STATED PROBLEM:
Transcribe all of the material exactly. Any picture in it should be left out.

MATERIAL FOR THIS EXERCISE:
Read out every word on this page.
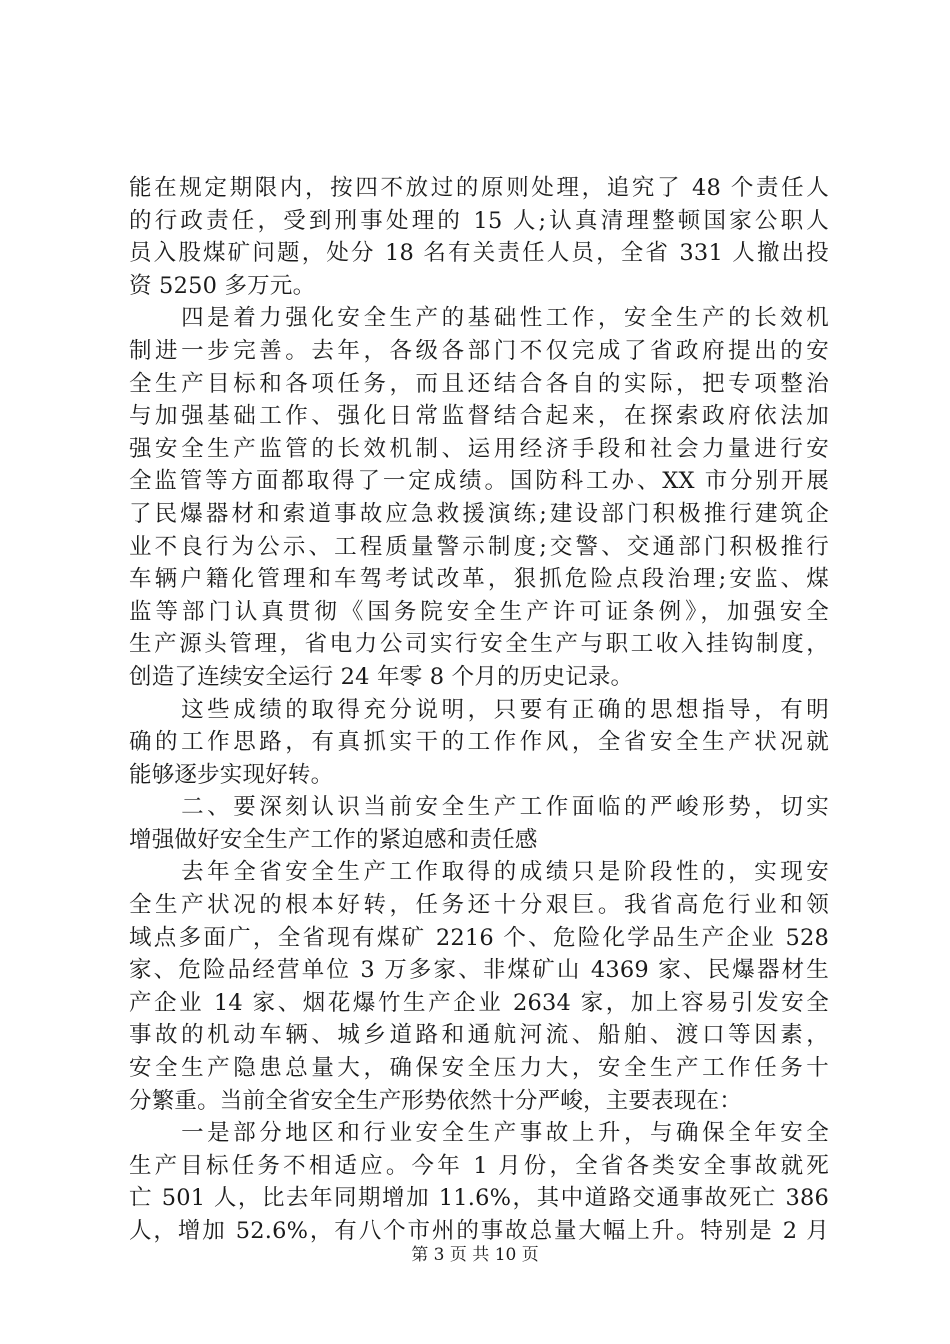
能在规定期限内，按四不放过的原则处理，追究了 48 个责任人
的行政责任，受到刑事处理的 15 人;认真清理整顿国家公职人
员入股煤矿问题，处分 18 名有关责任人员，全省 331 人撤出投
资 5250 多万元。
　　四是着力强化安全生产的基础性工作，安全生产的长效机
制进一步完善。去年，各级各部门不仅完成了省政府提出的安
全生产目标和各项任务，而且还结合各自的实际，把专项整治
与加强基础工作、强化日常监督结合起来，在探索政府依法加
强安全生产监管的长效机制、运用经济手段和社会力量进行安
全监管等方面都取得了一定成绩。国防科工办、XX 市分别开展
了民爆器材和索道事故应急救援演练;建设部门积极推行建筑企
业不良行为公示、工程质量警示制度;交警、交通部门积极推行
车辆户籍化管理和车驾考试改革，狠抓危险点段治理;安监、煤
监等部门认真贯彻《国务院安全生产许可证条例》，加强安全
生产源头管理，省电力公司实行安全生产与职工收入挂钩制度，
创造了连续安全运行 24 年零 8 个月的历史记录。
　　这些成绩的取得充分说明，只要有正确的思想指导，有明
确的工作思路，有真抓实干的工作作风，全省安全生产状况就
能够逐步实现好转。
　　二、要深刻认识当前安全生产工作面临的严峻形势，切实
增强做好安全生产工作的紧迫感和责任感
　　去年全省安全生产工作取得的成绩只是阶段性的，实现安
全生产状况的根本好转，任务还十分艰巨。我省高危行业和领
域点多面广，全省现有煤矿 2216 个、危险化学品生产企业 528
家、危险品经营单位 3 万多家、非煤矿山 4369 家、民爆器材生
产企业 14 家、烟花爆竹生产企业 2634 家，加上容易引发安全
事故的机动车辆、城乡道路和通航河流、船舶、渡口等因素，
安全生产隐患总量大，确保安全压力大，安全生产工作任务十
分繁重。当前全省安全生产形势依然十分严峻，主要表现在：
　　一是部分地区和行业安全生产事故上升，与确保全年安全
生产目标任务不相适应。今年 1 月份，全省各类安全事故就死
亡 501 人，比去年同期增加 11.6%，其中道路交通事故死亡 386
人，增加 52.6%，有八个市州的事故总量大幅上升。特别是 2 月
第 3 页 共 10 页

EXERCISE SOLUTION:
Read out every word on this page.
能在规定期限内，按四不放过的原则处理，追究了 48 个责任人
的行政责任，受到刑事处理的 15 人;认真清理整顿国家公职人
员入股煤矿问题，处分 18 名有关责任人员，全省 331 人撤出投
资 5250 多万元。
　　四是着力强化安全生产的基础性工作，安全生产的长效机
制进一步完善。去年，各级各部门不仅完成了省政府提出的安
全生产目标和各项任务，而且还结合各自的实际，把专项整治
与加强基础工作、强化日常监督结合起来，在探索政府依法加
强安全生产监管的长效机制、运用经济手段和社会力量进行安
全监管等方面都取得了一定成绩。国防科工办、XX 市分别开展
了民爆器材和索道事故应急救援演练;建设部门积极推行建筑企
业不良行为公示、工程质量警示制度;交警、交通部门积极推行
车辆户籍化管理和车驾考试改革，狠抓危险点段治理;安监、煤
监等部门认真贯彻《国务院安全生产许可证条例》，加强安全
生产源头管理，省电力公司实行安全生产与职工收入挂钩制度，
创造了连续安全运行 24 年零 8 个月的历史记录。
　　这些成绩的取得充分说明，只要有正确的思想指导，有明
确的工作思路，有真抓实干的工作作风，全省安全生产状况就
能够逐步实现好转。
　　二、要深刻认识当前安全生产工作面临的严峻形势，切实
增强做好安全生产工作的紧迫感和责任感
　　去年全省安全生产工作取得的成绩只是阶段性的，实现安
全生产状况的根本好转，任务还十分艰巨。我省高危行业和领
域点多面广，全省现有煤矿 2216 个、危险化学品生产企业 528
家、危险品经营单位 3 万多家、非煤矿山 4369 家、民爆器材生
产企业 14 家、烟花爆竹生产企业 2634 家，加上容易引发安全
事故的机动车辆、城乡道路和通航河流、船舶、渡口等因素，
安全生产隐患总量大，确保安全压力大，安全生产工作任务十
分繁重。当前全省安全生产形势依然十分严峻，主要表现在：
　　一是部分地区和行业安全生产事故上升，与确保全年安全
生产目标任务不相适应。今年 1 月份，全省各类安全事故就死
亡 501 人，比去年同期增加 11.6%，其中道路交通事故死亡 386
人，增加 52.6%，有八个市州的事故总量大幅上升。特别是 2 月
第 3 页 共 10 页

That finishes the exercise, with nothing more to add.